Task details
Take every line from the listing below that contains "MSLP".

Records for processing
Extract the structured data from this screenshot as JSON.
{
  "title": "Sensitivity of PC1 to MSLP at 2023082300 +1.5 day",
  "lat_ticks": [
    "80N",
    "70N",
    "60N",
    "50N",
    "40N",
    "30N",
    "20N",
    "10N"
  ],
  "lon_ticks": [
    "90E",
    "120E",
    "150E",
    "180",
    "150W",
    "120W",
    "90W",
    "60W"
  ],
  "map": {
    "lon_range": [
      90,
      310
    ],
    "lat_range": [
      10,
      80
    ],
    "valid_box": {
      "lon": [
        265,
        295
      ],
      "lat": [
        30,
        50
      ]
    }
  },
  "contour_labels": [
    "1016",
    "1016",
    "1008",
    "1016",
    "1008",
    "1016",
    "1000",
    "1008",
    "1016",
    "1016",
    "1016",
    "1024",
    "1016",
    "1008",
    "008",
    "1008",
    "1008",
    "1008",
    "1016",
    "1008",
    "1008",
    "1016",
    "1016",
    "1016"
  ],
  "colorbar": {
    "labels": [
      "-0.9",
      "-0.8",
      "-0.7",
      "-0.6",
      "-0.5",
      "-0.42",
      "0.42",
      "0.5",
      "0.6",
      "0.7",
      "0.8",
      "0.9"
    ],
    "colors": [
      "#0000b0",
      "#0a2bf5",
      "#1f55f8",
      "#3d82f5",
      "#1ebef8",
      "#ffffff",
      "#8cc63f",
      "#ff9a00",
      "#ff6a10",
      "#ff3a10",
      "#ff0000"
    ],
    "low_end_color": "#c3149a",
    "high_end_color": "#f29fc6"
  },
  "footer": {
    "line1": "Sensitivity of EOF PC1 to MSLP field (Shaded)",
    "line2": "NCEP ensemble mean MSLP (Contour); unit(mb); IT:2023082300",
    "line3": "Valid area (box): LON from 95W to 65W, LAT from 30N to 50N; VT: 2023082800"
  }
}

Task solution
  "title": "Sensitivity of PC1 to MSLP at 2023082300 +1.5 day",
    "line1": "Sensitivity of EOF PC1 to MSLP field (Shaded)",
    "line2": "NCEP ensemble mean MSLP (Contour); unit(mb); IT:2023082300",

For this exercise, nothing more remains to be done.